[BEGIN GIVEN ENTRIES]

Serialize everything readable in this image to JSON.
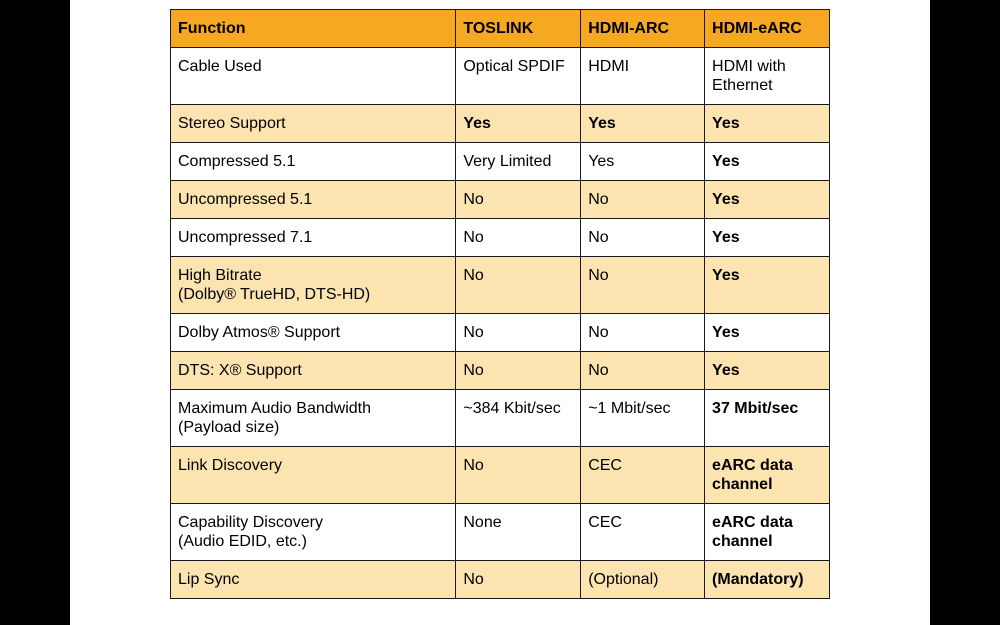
{
  "header": [
    "Function",
    "TOSLINK",
    "HDMI-ARC",
    "HDMI-eARC"
  ],
  "rows": [
    {
      "function": [
        "Cable Used"
      ],
      "toslink": [
        "Optical SPDIF"
      ],
      "arc": [
        "HDMI"
      ],
      "earc": [
        "HDMI with",
        "Ethernet"
      ],
      "bold": [
        false,
        false,
        false
      ]
    },
    {
      "function": [
        "Stereo Support"
      ],
      "toslink": [
        "Yes"
      ],
      "arc": [
        "Yes"
      ],
      "earc": [
        "Yes"
      ],
      "bold": [
        true,
        true,
        true
      ]
    },
    {
      "function": [
        "Compressed 5.1"
      ],
      "toslink": [
        "Very Limited"
      ],
      "arc": [
        "Yes"
      ],
      "earc": [
        "Yes"
      ],
      "bold": [
        false,
        false,
        true
      ]
    },
    {
      "function": [
        "Uncompressed 5.1"
      ],
      "toslink": [
        "No"
      ],
      "arc": [
        "No"
      ],
      "earc": [
        "Yes"
      ],
      "bold": [
        false,
        false,
        true
      ]
    },
    {
      "function": [
        "Uncompressed 7.1"
      ],
      "toslink": [
        "No"
      ],
      "arc": [
        "No"
      ],
      "earc": [
        "Yes"
      ],
      "bold": [
        false,
        false,
        true
      ]
    },
    {
      "function": [
        "High Bitrate",
        "(Dolby® TrueHD, DTS-HD)"
      ],
      "toslink": [
        "No"
      ],
      "arc": [
        "No"
      ],
      "earc": [
        "Yes"
      ],
      "bold": [
        false,
        false,
        true
      ]
    },
    {
      "function": [
        "Dolby Atmos® Support"
      ],
      "toslink": [
        "No"
      ],
      "arc": [
        "No"
      ],
      "earc": [
        "Yes"
      ],
      "bold": [
        false,
        false,
        true
      ]
    },
    {
      "function": [
        "DTS: X® Support"
      ],
      "toslink": [
        "No"
      ],
      "arc": [
        "No"
      ],
      "earc": [
        "Yes"
      ],
      "bold": [
        false,
        false,
        true
      ]
    },
    {
      "function": [
        "Maximum Audio Bandwidth",
        "(Payload size)"
      ],
      "toslink": [
        "~384 Kbit/sec"
      ],
      "arc": [
        "~1 Mbit/sec"
      ],
      "earc": [
        "37 Mbit/sec"
      ],
      "bold": [
        false,
        false,
        true
      ]
    },
    {
      "function": [
        "Link Discovery"
      ],
      "toslink": [
        "No"
      ],
      "arc": [
        "CEC"
      ],
      "earc": [
        "eARC data",
        "channel"
      ],
      "bold": [
        false,
        false,
        true
      ]
    },
    {
      "function": [
        "Capability Discovery",
        "(Audio EDID, etc.)"
      ],
      "toslink": [
        "None"
      ],
      "arc": [
        "CEC"
      ],
      "earc": [
        "eARC data",
        "channel"
      ],
      "bold": [
        false,
        false,
        true
      ]
    },
    {
      "function": [
        "Lip Sync"
      ],
      "toslink": [
        "No"
      ],
      "arc": [
        "(Optional)"
      ],
      "earc": [
        "(Mandatory)"
      ],
      "bold": [
        false,
        false,
        true
      ]
    }
  ],
  "colors": {
    "header_bg": "#f7a823",
    "alt_row_bg": "#fce4b1",
    "row_bg": "#ffffff",
    "border": "#1a1a1a",
    "backdrop": "#000000"
  }
}
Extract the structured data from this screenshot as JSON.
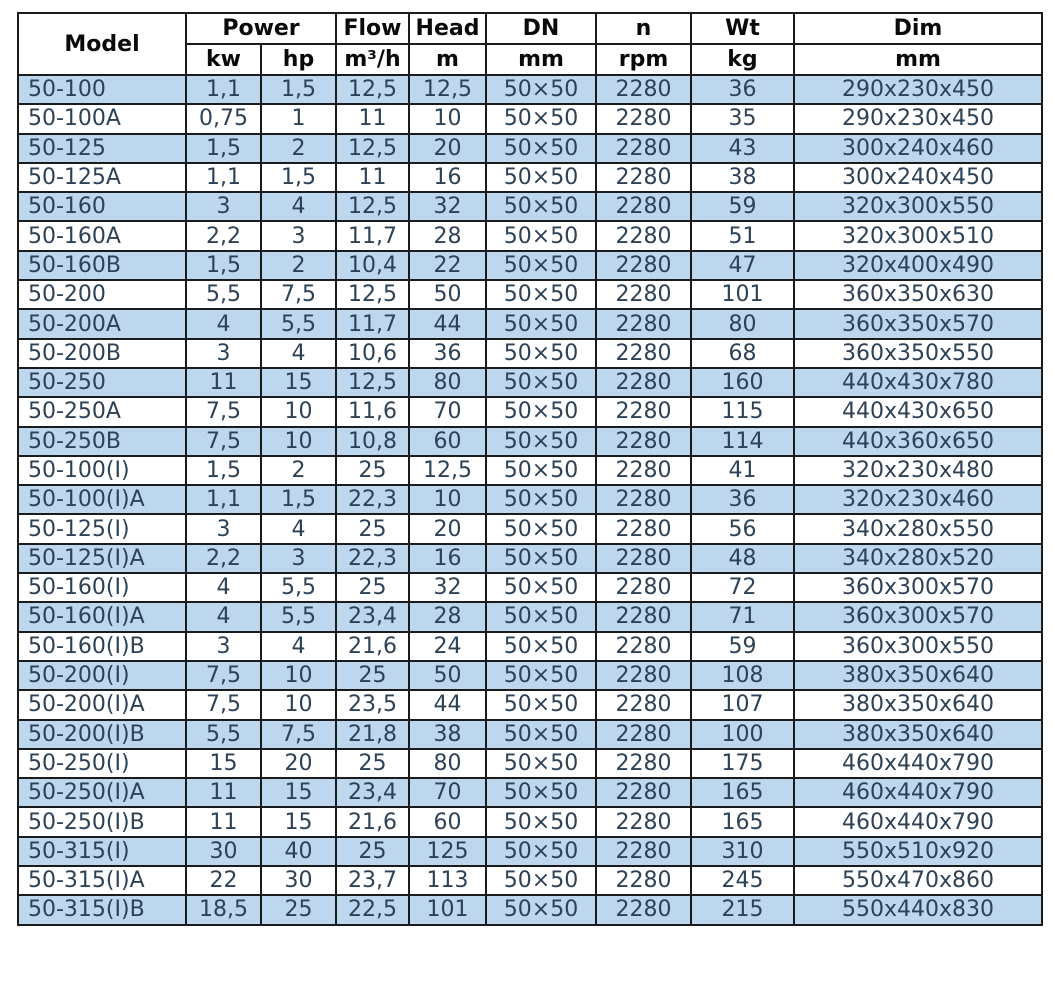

[END GIVEN ENTRIES]

In your copy, leave out the pictures and reproduce the material above exactly.

Serialize everything readable in this image to JSON.
{
  "header": [
    "Function",
    "TOSLINK",
    "HDMI-ARC",
    "HDMI-eARC"
  ],
  "rows": [
    {
      "function": [
        "Cable Used"
      ],
      "toslink": [
        "Optical SPDIF"
      ],
      "arc": [
        "HDMI"
      ],
      "earc": [
        "HDMI with",
        "Ethernet"
      ],
      "bold": [
        false,
        false,
        false
      ]
    },
    {
      "function": [
        "Stereo Support"
      ],
      "toslink": [
        "Yes"
      ],
      "arc": [
        "Yes"
      ],
      "earc": [
        "Yes"
      ],
      "bold": [
        true,
        true,
        true
      ]
    },
    {
      "function": [
        "Compressed 5.1"
      ],
      "toslink": [
        "Very Limited"
      ],
      "arc": [
        "Yes"
      ],
      "earc": [
        "Yes"
      ],
      "bold": [
        false,
        false,
        true
      ]
    },
    {
      "function": [
        "Uncompressed 5.1"
      ],
      "toslink": [
        "No"
      ],
      "arc": [
        "No"
      ],
      "earc": [
        "Yes"
      ],
      "bold": [
        false,
        false,
        true
      ]
    },
    {
      "function": [
        "Uncompressed 7.1"
      ],
      "toslink": [
        "No"
      ],
      "arc": [
        "No"
      ],
      "earc": [
        "Yes"
      ],
      "bold": [
        false,
        false,
        true
      ]
    },
    {
      "function": [
        "High Bitrate",
        "(Dolby® TrueHD, DTS-HD)"
      ],
      "toslink": [
        "No"
      ],
      "arc": [
        "No"
      ],
      "earc": [
        "Yes"
      ],
      "bold": [
        false,
        false,
        true
      ]
    },
    {
      "function": [
        "Dolby Atmos® Support"
      ],
      "toslink": [
        "No"
      ],
      "arc": [
        "No"
      ],
      "earc": [
        "Yes"
      ],
      "bold": [
        false,
        false,
        true
      ]
    },
    {
      "function": [
        "DTS: X® Support"
      ],
      "toslink": [
        "No"
      ],
      "arc": [
        "No"
      ],
      "earc": [
        "Yes"
      ],
      "bold": [
        false,
        false,
        true
      ]
    },
    {
      "function": [
        "Maximum Audio Bandwidth",
        "(Payload size)"
      ],
      "toslink": [
        "~384 Kbit/sec"
      ],
      "arc": [
        "~1 Mbit/sec"
      ],
      "earc": [
        "37 Mbit/sec"
      ],
      "bold": [
        false,
        false,
        true
      ]
    },
    {
      "function": [
        "Link Discovery"
      ],
      "toslink": [
        "No"
      ],
      "arc": [
        "CEC"
      ],
      "earc": [
        "eARC data",
        "channel"
      ],
      "bold": [
        false,
        false,
        true
      ]
    },
    {
      "function": [
        "Capability Discovery",
        "(Audio EDID, etc.)"
      ],
      "toslink": [
        "None"
      ],
      "arc": [
        "CEC"
      ],
      "earc": [
        "eARC data",
        "channel"
      ],
      "bold": [
        false,
        false,
        true
      ]
    },
    {
      "function": [
        "Lip Sync"
      ],
      "toslink": [
        "No"
      ],
      "arc": [
        "(Optional)"
      ],
      "earc": [
        "(Mandatory)"
      ],
      "bold": [
        false,
        false,
        true
      ]
    }
  ],
  "colors": {
    "header_bg": "#f7a823",
    "alt_row_bg": "#fce4b1",
    "row_bg": "#ffffff",
    "border": "#1a1a1a",
    "backdrop": "#000000"
  }
}
Extract the structured data from this screenshot as JSON.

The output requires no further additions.